SUPPLIED MATERIAL:
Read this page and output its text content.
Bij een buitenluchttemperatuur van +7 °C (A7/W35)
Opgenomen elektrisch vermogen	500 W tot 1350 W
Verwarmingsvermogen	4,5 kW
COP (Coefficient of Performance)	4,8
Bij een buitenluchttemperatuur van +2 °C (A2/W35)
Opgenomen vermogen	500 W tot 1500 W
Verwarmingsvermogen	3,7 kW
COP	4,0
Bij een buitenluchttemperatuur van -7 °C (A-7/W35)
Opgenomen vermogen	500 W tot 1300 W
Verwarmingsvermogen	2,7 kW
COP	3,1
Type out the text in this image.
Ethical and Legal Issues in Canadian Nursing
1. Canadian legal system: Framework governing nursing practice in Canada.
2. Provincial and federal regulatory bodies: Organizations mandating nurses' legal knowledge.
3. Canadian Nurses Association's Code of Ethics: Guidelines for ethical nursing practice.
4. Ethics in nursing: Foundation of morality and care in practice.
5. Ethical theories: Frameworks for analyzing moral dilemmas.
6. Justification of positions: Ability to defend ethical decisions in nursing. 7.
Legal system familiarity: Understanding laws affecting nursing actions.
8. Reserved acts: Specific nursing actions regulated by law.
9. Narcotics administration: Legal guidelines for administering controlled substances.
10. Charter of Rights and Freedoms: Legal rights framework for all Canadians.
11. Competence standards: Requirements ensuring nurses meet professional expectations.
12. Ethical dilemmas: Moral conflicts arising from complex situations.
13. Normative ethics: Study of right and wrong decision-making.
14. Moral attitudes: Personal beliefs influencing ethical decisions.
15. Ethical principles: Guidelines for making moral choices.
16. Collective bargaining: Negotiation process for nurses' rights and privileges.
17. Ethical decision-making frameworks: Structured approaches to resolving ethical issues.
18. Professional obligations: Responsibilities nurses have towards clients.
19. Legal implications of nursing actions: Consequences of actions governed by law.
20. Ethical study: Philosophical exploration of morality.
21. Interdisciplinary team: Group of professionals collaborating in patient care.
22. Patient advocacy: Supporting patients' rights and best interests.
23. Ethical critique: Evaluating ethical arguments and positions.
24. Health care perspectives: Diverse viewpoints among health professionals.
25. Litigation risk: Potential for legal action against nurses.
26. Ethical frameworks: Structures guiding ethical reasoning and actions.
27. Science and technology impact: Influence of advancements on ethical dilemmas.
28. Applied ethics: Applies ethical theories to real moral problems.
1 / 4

WORK TO COMPLETE: Going through the material above, tally each line holding the word "dilemmas", then give the total and nothing else.

TASK RESPONSE: 3